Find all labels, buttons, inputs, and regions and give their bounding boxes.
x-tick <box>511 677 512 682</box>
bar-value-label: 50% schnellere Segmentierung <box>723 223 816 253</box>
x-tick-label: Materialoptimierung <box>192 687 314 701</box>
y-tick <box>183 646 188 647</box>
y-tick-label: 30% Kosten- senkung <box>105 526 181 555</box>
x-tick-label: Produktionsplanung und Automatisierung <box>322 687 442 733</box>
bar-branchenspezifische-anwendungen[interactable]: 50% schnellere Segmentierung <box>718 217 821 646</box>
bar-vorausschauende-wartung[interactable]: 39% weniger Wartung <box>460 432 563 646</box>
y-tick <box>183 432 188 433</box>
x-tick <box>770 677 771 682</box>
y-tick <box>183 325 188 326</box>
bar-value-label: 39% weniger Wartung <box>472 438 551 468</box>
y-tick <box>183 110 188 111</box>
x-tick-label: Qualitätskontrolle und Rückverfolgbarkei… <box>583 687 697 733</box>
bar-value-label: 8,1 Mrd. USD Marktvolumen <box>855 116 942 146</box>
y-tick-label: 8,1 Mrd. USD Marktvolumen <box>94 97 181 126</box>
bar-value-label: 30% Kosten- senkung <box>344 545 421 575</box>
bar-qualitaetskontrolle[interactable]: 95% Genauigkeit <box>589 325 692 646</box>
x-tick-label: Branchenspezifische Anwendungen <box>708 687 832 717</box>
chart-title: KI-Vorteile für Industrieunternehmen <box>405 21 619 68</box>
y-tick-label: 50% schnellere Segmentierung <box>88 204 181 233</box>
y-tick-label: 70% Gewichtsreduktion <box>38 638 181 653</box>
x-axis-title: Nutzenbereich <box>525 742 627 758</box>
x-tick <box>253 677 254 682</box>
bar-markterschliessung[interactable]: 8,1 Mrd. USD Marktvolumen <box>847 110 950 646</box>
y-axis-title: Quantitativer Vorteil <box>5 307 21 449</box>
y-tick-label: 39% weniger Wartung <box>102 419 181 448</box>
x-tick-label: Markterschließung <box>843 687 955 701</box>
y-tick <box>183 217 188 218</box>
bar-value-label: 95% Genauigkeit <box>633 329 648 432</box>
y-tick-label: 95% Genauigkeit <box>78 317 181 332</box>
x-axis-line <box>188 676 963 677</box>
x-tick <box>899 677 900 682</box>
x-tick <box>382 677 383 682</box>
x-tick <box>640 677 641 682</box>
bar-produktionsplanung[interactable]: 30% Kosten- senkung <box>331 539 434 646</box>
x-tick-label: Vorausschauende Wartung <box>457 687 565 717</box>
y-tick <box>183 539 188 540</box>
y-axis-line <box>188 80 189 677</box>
* * *
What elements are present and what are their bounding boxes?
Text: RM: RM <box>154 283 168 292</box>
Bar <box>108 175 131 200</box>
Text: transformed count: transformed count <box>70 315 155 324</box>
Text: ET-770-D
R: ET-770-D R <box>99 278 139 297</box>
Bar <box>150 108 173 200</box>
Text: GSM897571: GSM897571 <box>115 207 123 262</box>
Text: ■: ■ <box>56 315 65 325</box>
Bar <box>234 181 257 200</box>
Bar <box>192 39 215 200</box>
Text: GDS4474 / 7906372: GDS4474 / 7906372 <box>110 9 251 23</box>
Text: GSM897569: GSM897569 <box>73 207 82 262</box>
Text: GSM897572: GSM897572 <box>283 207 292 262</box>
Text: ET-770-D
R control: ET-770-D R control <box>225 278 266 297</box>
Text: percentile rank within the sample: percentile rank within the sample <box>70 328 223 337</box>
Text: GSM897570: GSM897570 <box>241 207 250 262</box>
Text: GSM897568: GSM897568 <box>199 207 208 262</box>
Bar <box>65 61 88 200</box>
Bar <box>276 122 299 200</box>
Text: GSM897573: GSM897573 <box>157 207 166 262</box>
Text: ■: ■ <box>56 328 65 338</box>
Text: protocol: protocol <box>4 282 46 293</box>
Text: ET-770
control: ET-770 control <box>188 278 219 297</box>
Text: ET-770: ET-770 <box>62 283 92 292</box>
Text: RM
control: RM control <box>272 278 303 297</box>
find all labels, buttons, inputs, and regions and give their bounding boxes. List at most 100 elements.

### TASK
Convert the entries above, from the line containing "What elements are" through the line containing "Bar <box>150 108 173 200</box>", into a Markdown table with the columns Row and Line, where Row numbers each line and Line holds that line. Leave out any blank lines.

### WRITTEN ANSWER
| Row | Line |
|---|---|
| 1 | What elements are present and what are their bounding boxes? |
| 2 | Text: RM: RM <box>154 283 168 292</box> |
| 3 | Bar <box>108 175 131 200</box> |
| 4 | Text: transformed count: transformed count <box>70 315 155 324</box> |
| 5 | Text: ET-770-D |
| 6 | R: ET-770-D R <box>99 278 139 297</box> |
| 7 | Bar <box>150 108 173 200</box> |